__DIRECTIVE__: Write the entries below out again exactly; any picture in them stays out.
──────── WORKING DATA ────────
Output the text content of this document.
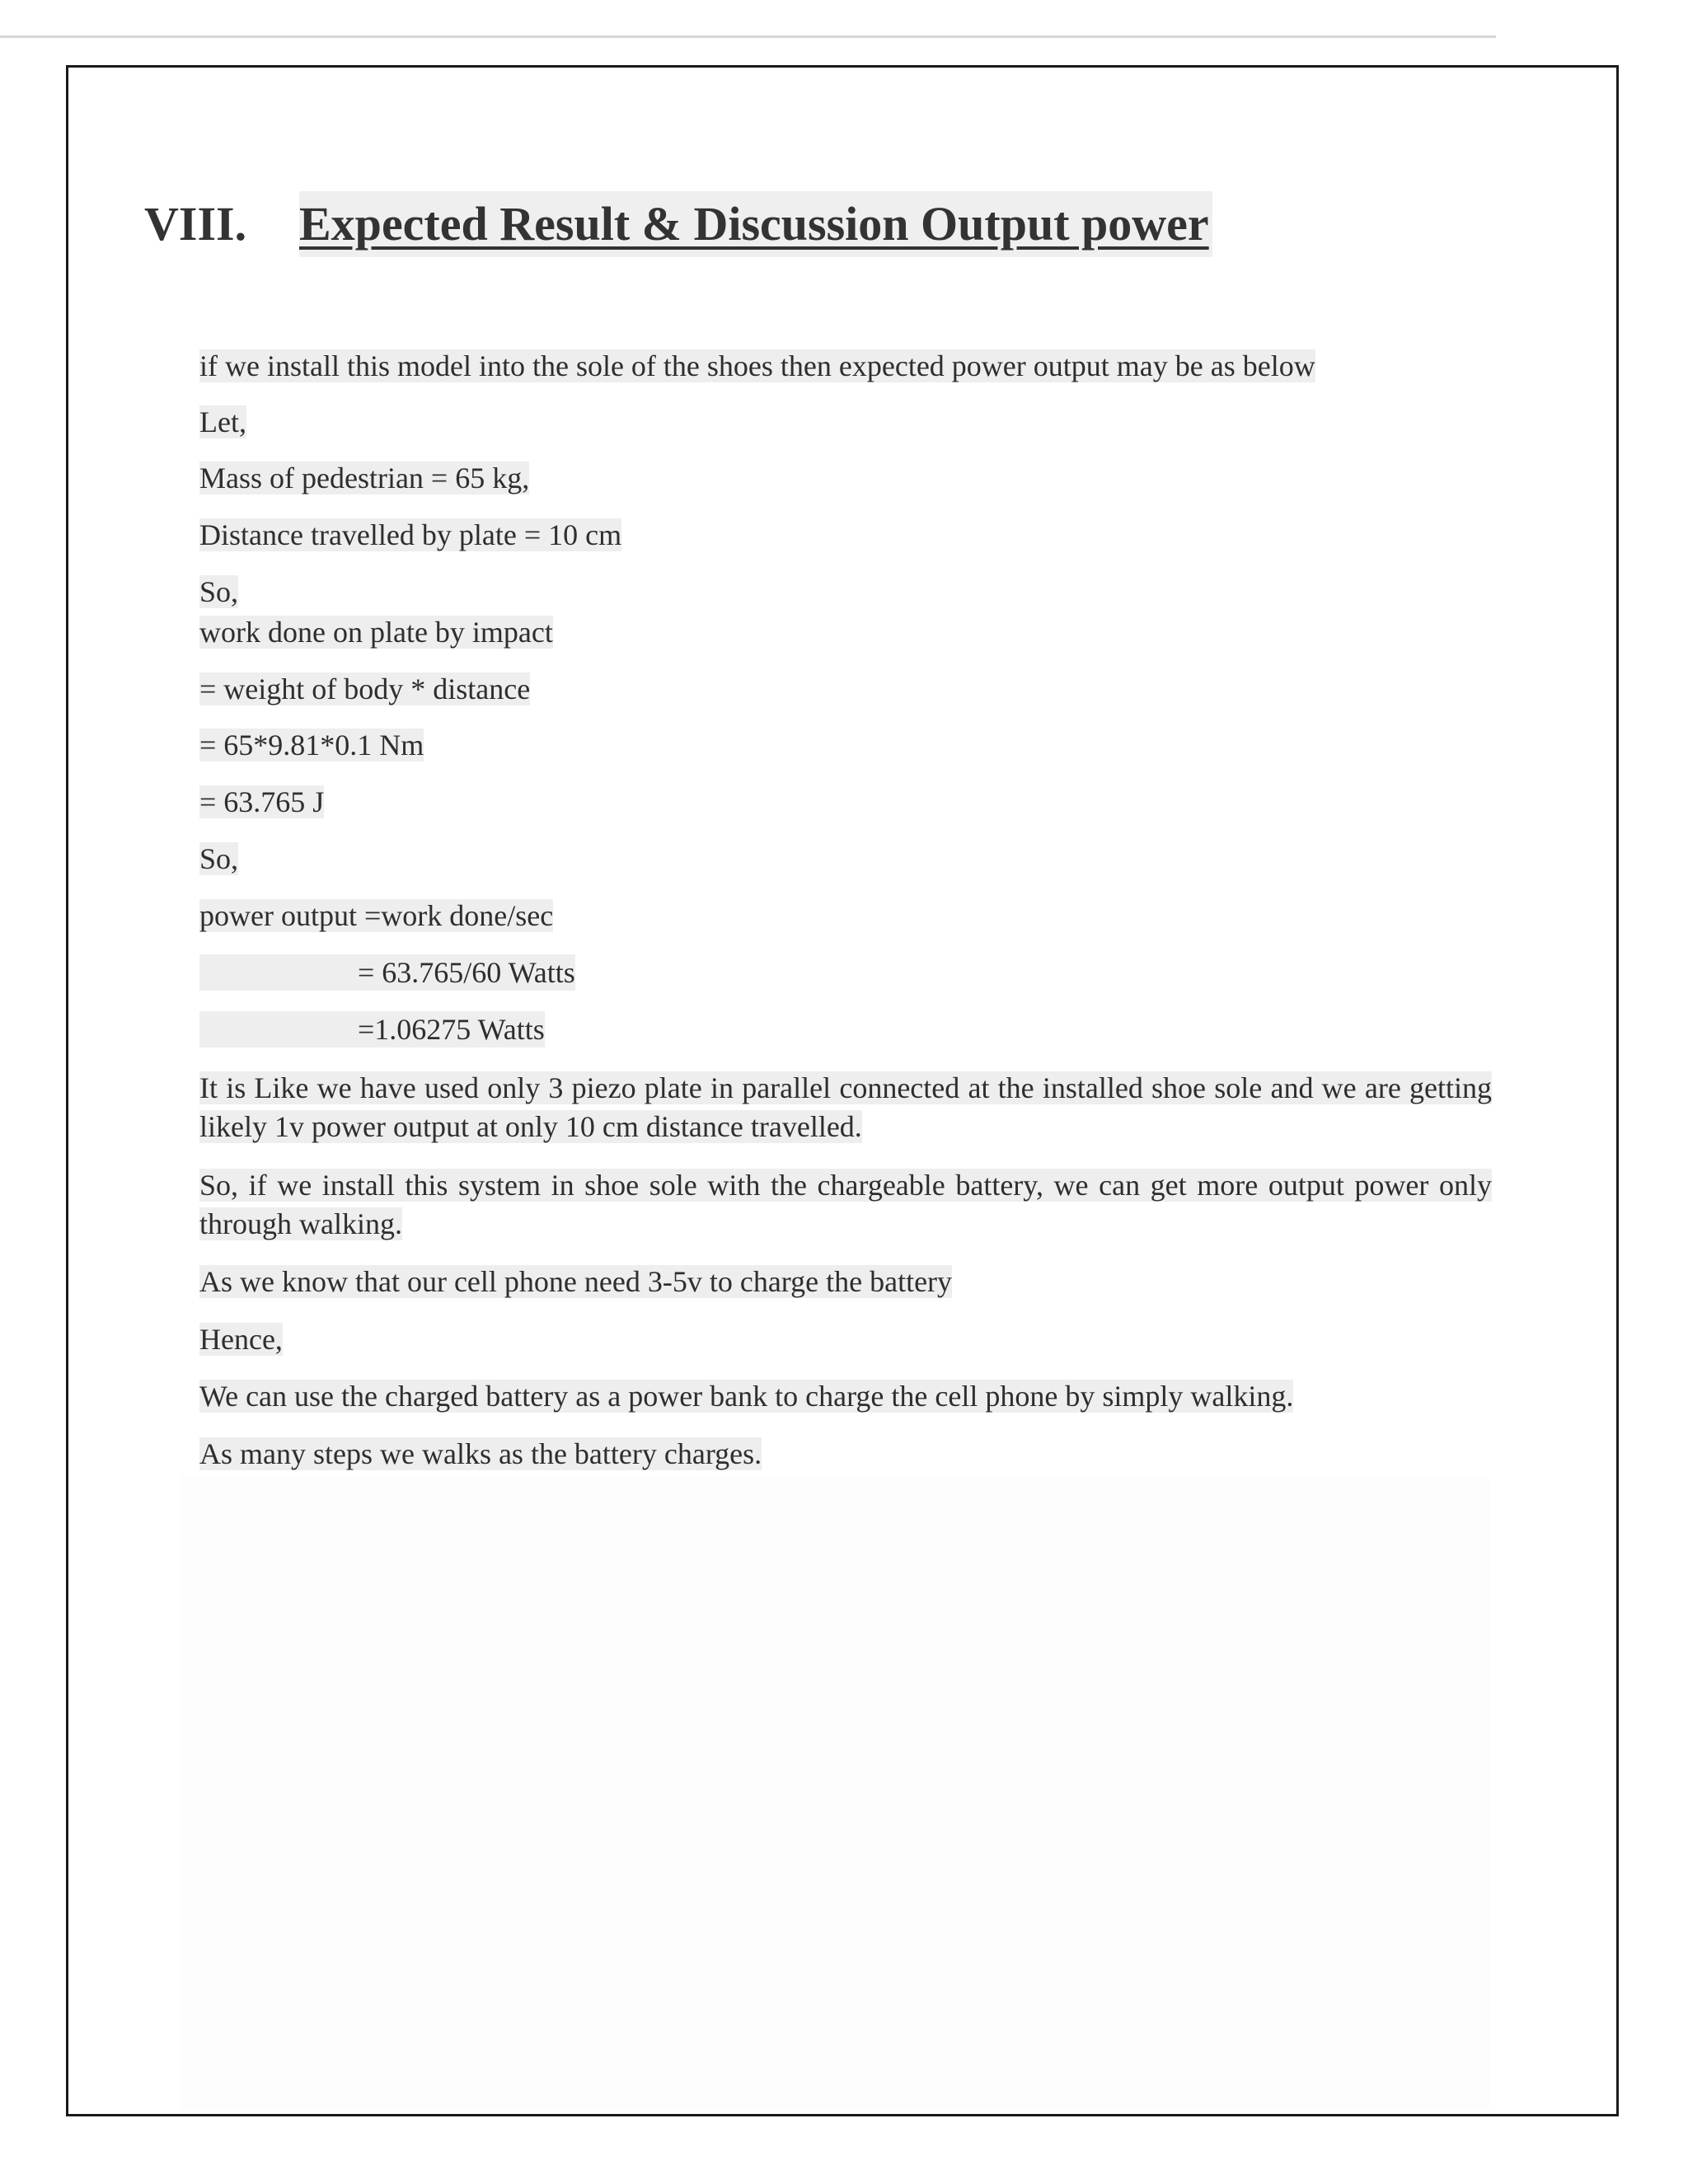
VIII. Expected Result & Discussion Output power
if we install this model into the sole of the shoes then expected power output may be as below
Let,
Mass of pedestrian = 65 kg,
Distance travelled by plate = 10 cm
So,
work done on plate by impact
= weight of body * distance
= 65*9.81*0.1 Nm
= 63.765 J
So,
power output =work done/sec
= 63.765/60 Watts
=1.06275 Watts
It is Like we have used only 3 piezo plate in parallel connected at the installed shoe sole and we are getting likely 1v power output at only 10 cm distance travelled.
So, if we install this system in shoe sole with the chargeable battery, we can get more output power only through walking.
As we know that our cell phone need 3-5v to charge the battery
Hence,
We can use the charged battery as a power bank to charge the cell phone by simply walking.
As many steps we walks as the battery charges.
────────
__FINAL RESULT__:
Output the text content of this document.
VIII. Expected Result & Discussion Output power
if we install this model into the sole of the shoes then expected power output may be as below
Let,
Mass of pedestrian = 65 kg,
Distance travelled by plate = 10 cm
So,
work done on plate by impact
= weight of body * distance
= 65*9.81*0.1 Nm
= 63.765 J
So,
power output =work done/sec
= 63.765/60 Watts
=1.06275 Watts
It is Like we have used only 3 piezo plate in parallel connected at the installed shoe sole and we are getting likely 1v power output at only 10 cm distance travelled.
So, if we install this system in shoe sole with the chargeable battery, we can get more output power only through walking.
As we know that our cell phone need 3-5v to charge the battery
Hence,
We can use the charged battery as a power bank to charge the cell phone by simply walking.
As many steps we walks as the battery charges.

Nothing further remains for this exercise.